(Information provided):

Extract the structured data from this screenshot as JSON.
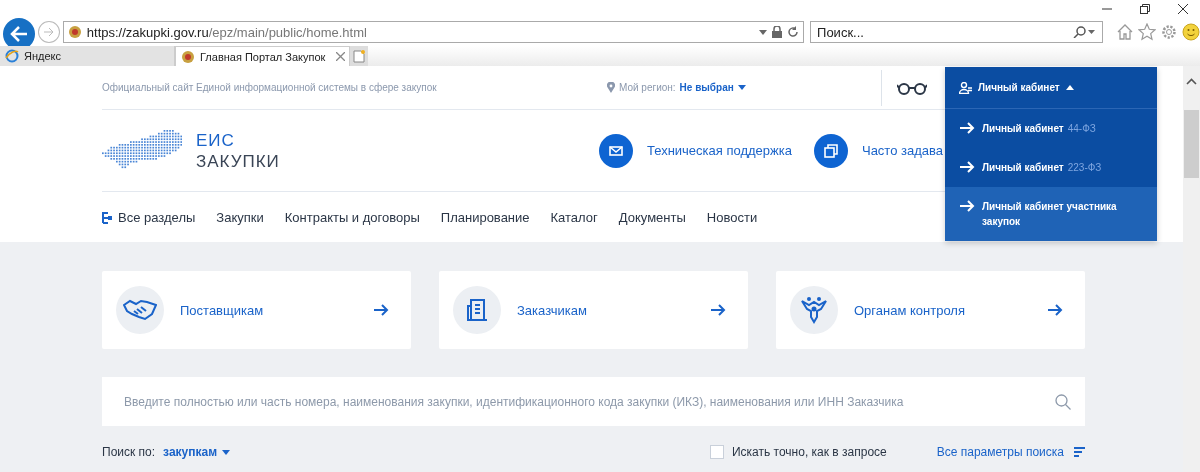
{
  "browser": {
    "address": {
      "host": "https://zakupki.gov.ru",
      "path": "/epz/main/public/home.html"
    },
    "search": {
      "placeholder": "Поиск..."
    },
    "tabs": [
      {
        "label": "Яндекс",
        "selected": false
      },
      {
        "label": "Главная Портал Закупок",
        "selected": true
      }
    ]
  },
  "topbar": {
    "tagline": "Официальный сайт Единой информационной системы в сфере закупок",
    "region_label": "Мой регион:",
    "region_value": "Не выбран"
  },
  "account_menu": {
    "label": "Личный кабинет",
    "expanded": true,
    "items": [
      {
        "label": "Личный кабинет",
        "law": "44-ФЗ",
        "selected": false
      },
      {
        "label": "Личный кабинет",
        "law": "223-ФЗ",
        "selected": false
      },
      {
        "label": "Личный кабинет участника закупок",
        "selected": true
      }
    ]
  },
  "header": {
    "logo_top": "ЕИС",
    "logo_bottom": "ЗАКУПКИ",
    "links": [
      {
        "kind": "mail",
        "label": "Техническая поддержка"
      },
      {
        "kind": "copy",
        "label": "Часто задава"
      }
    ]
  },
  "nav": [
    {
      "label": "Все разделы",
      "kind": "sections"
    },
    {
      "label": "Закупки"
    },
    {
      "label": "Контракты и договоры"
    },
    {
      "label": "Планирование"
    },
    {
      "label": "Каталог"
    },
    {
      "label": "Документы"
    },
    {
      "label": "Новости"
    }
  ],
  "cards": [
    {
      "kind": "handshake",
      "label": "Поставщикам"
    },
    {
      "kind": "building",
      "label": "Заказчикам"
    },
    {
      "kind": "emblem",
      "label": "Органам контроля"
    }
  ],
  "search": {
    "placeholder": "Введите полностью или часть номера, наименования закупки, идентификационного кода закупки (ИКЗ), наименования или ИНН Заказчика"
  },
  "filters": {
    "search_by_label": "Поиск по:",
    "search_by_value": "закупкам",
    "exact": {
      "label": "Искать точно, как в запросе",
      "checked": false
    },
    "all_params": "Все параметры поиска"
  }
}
==
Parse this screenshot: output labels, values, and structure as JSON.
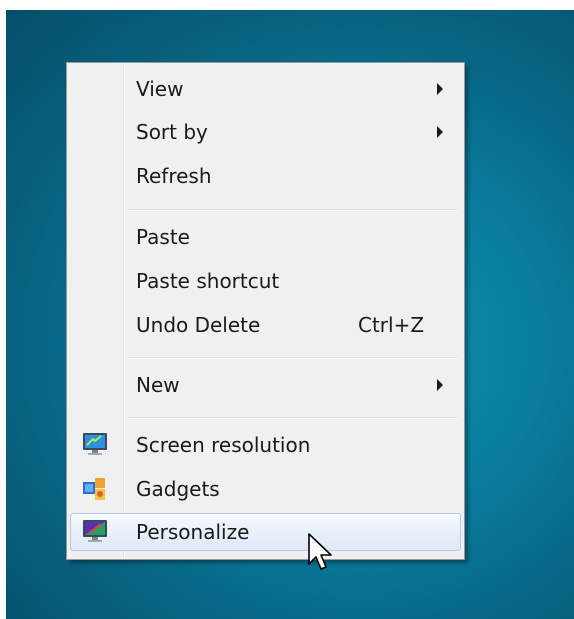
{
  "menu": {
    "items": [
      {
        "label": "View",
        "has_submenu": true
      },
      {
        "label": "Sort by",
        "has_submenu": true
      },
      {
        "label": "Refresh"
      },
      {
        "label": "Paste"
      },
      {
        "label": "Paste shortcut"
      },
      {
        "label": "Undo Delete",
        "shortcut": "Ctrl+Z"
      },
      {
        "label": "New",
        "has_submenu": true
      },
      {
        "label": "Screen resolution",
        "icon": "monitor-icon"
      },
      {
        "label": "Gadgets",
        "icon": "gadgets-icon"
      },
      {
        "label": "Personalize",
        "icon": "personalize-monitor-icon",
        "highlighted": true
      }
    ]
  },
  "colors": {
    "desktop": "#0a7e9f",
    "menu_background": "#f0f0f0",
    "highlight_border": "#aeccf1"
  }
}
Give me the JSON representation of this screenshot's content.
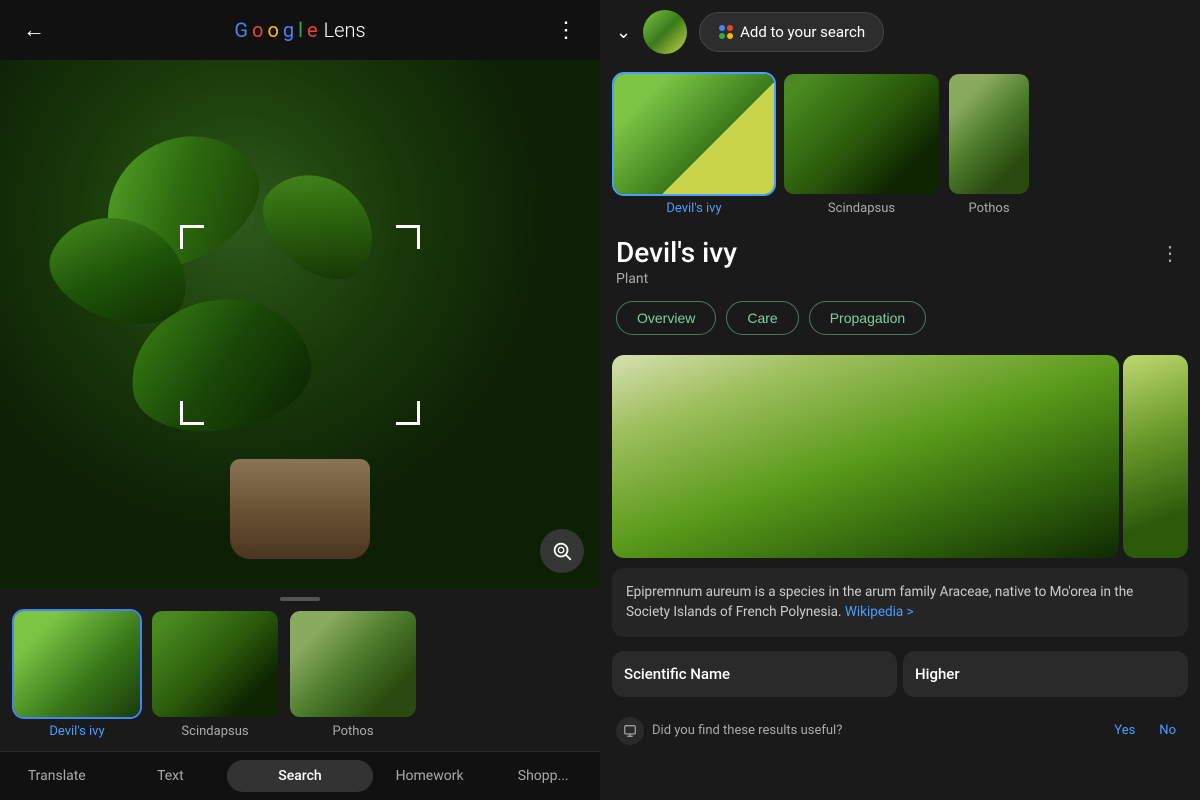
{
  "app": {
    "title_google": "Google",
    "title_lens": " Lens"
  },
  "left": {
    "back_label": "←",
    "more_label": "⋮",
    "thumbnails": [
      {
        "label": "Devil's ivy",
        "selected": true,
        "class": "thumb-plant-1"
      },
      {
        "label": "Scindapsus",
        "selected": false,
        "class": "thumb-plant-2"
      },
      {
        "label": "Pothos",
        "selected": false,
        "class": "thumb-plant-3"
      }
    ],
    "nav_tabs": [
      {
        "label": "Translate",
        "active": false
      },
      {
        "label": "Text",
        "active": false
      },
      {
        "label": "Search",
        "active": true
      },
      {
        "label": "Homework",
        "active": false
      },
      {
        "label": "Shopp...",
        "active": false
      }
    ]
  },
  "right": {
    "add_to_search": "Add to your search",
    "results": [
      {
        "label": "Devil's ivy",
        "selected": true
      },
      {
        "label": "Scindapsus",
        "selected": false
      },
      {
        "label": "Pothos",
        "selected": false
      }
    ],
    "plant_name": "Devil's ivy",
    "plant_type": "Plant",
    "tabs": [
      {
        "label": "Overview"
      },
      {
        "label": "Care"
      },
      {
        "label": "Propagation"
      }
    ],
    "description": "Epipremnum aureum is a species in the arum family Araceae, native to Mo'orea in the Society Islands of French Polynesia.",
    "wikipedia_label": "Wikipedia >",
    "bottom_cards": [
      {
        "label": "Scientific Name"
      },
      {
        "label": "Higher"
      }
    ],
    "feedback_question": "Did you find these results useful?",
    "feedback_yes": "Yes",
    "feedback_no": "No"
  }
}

(Exercise objective): List the lines of the material in which the word "JSON" occurs.

(Output):
Extract the structured data from this screenshot as JSON.
Parse this screenshot: output labels, values, and structure as JSON.
Give me the JSON representation of this screenshot's content.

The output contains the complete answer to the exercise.